▸ What is expected:
All of the entries need to be written out again, exactly as they are.

▸ Working data:
▬▬▬▬▬▬▬▬▬▬

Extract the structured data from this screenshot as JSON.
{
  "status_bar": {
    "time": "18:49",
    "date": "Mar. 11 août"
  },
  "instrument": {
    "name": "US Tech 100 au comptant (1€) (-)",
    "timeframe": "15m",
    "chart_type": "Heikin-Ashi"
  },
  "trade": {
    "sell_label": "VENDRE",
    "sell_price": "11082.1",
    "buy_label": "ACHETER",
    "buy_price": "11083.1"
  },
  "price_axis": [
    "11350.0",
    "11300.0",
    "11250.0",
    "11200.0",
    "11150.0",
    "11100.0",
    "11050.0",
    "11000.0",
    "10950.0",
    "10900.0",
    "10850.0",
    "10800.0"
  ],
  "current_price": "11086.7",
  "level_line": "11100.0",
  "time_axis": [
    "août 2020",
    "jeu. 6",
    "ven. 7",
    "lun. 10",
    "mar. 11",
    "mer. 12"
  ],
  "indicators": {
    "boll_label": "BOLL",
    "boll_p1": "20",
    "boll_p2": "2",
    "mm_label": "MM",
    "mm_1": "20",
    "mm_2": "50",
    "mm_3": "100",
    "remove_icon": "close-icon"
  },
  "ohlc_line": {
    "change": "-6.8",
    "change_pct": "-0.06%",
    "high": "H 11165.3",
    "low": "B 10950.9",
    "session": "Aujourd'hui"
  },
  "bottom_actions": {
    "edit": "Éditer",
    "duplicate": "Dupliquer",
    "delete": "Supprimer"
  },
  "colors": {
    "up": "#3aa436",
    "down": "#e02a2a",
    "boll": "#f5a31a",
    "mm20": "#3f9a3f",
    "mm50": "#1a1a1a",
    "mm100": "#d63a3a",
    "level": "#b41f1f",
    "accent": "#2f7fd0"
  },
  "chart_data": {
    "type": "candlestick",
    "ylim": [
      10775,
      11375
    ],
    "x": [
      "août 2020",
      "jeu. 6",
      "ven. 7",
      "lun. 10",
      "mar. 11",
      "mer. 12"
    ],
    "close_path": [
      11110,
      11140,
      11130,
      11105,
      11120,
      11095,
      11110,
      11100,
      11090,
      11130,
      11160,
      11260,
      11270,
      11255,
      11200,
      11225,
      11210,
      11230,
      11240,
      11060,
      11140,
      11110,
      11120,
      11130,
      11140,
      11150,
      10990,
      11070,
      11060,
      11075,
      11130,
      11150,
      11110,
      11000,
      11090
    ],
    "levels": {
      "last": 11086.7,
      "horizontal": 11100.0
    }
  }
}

▬▬▬▬▬▬▬▬▬▬

▸ Solution below:
Extract the structured data from this screenshot as JSON.
{
  "status_bar": {
    "time": "18:49",
    "date": "Mar. 11 août"
  },
  "instrument": {
    "name": "US Tech 100 au comptant (1€) (-)",
    "timeframe": "15m",
    "chart_type": "Heikin-Ashi"
  },
  "trade": {
    "sell_label": "VENDRE",
    "sell_price": "11082.1",
    "buy_label": "ACHETER",
    "buy_price": "11083.1"
  },
  "price_axis": [
    "11350.0",
    "11300.0",
    "11250.0",
    "11200.0",
    "11150.0",
    "11100.0",
    "11050.0",
    "11000.0",
    "10950.0",
    "10900.0",
    "10850.0",
    "10800.0"
  ],
  "current_price": "11086.7",
  "level_line": "11100.0",
  "time_axis": [
    "août 2020",
    "jeu. 6",
    "ven. 7",
    "lun. 10",
    "mar. 11",
    "mer. 12"
  ],
  "indicators": {
    "boll_label": "BOLL",
    "boll_p1": "20",
    "boll_p2": "2",
    "mm_label": "MM",
    "mm_1": "20",
    "mm_2": "50",
    "mm_3": "100",
    "remove_icon": "close-icon"
  },
  "ohlc_line": {
    "change": "-6.8",
    "change_pct": "-0.06%",
    "high": "H 11165.3",
    "low": "B 10950.9",
    "session": "Aujourd'hui"
  },
  "bottom_actions": {
    "edit": "Éditer",
    "duplicate": "Dupliquer",
    "delete": "Supprimer"
  },
  "colors": {
    "up": "#3aa436",
    "down": "#e02a2a",
    "boll": "#f5a31a",
    "mm20": "#3f9a3f",
    "mm50": "#1a1a1a",
    "mm100": "#d63a3a",
    "level": "#b41f1f",
    "accent": "#2f7fd0"
  },
  "chart_data": {
    "type": "candlestick",
    "ylim": [
      10775,
      11375
    ],
    "x": [
      "août 2020",
      "jeu. 6",
      "ven. 7",
      "lun. 10",
      "mar. 11",
      "mer. 12"
    ],
    "close_path": [
      11110,
      11140,
      11130,
      11105,
      11120,
      11095,
      11110,
      11100,
      11090,
      11130,
      11160,
      11260,
      11270,
      11255,
      11200,
      11225,
      11210,
      11230,
      11240,
      11060,
      11140,
      11110,
      11120,
      11130,
      11140,
      11150,
      10990,
      11070,
      11060,
      11075,
      11130,
      11150,
      11110,
      11000,
      11090
    ],
    "levels": {
      "last": 11086.7,
      "horizontal": 11100.0
    }
  }
}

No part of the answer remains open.